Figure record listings
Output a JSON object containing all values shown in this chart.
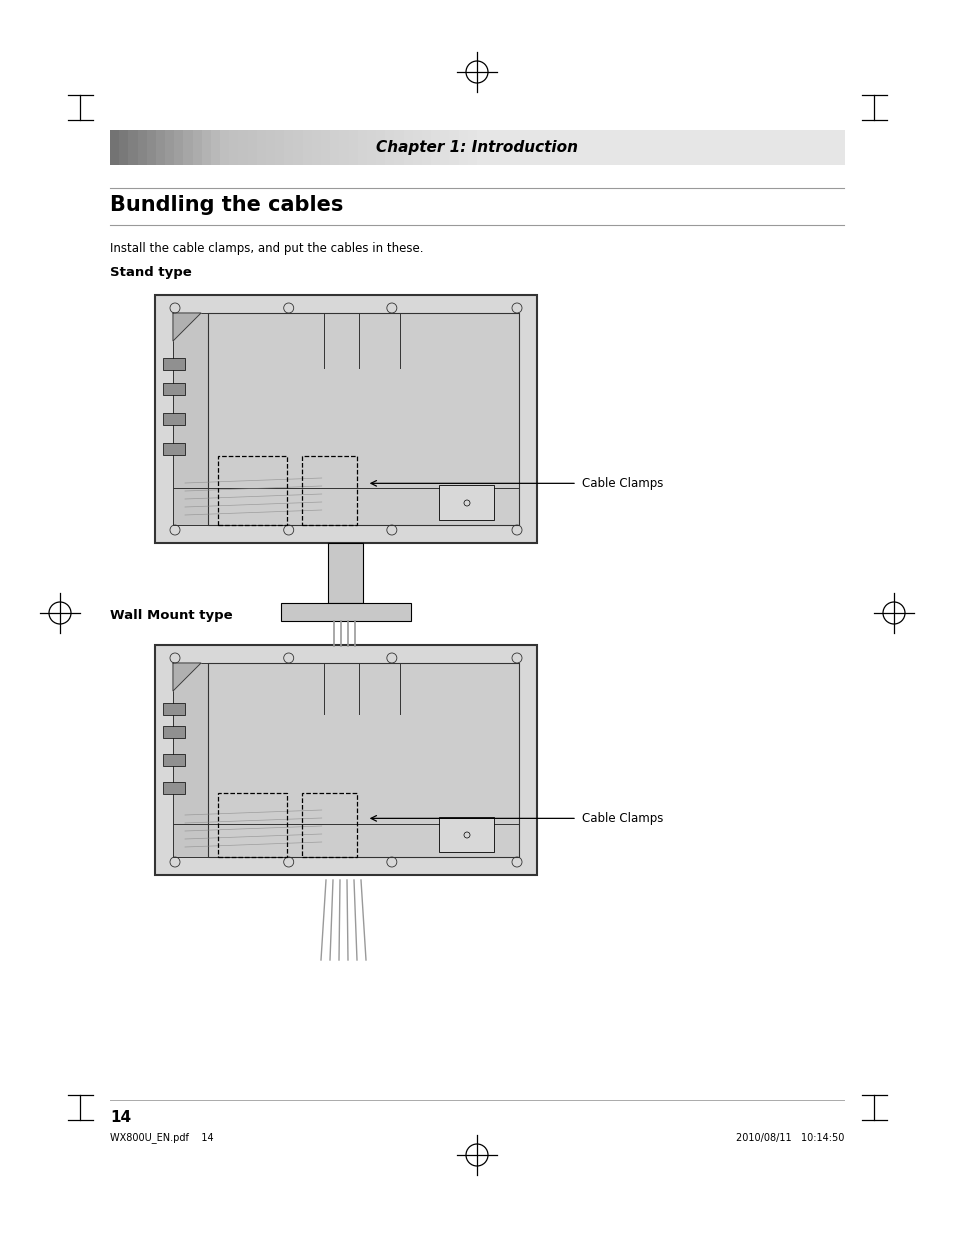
{
  "page_bg": "#ffffff",
  "chapter_bar_left_color": "#aaaaaa",
  "chapter_bar_right_color": "#e8e8e8",
  "chapter_text": "Chapter 1: Introduction",
  "title": "Bundling the cables",
  "subtitle_text": "Install the cable clamps, and put the cables in these.",
  "stand_type_label": "Stand type",
  "wall_mount_label": "Wall Mount type",
  "cable_clamps_label": "Cable Clamps",
  "page_number": "14",
  "footer_file": "WX800U_EN.pdf    14",
  "footer_date": "2010/08/11   10:14:50",
  "tv_body_color": "#d8d8d8",
  "tv_inner_color": "#cccccc",
  "tv_border_color": "#333333",
  "tv_dark_panel": "#b8b8b8"
}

# [Directive]
Quote the preceding listing precisely and completely, omitting its images.

# [Problem solution]
Output a JSON object containing all values shown in this chart.
{
  "page_bg": "#ffffff",
  "chapter_bar_left_color": "#aaaaaa",
  "chapter_bar_right_color": "#e8e8e8",
  "chapter_text": "Chapter 1: Introduction",
  "title": "Bundling the cables",
  "subtitle_text": "Install the cable clamps, and put the cables in these.",
  "stand_type_label": "Stand type",
  "wall_mount_label": "Wall Mount type",
  "cable_clamps_label": "Cable Clamps",
  "page_number": "14",
  "footer_file": "WX800U_EN.pdf    14",
  "footer_date": "2010/08/11   10:14:50",
  "tv_body_color": "#d8d8d8",
  "tv_inner_color": "#cccccc",
  "tv_border_color": "#333333",
  "tv_dark_panel": "#b8b8b8"
}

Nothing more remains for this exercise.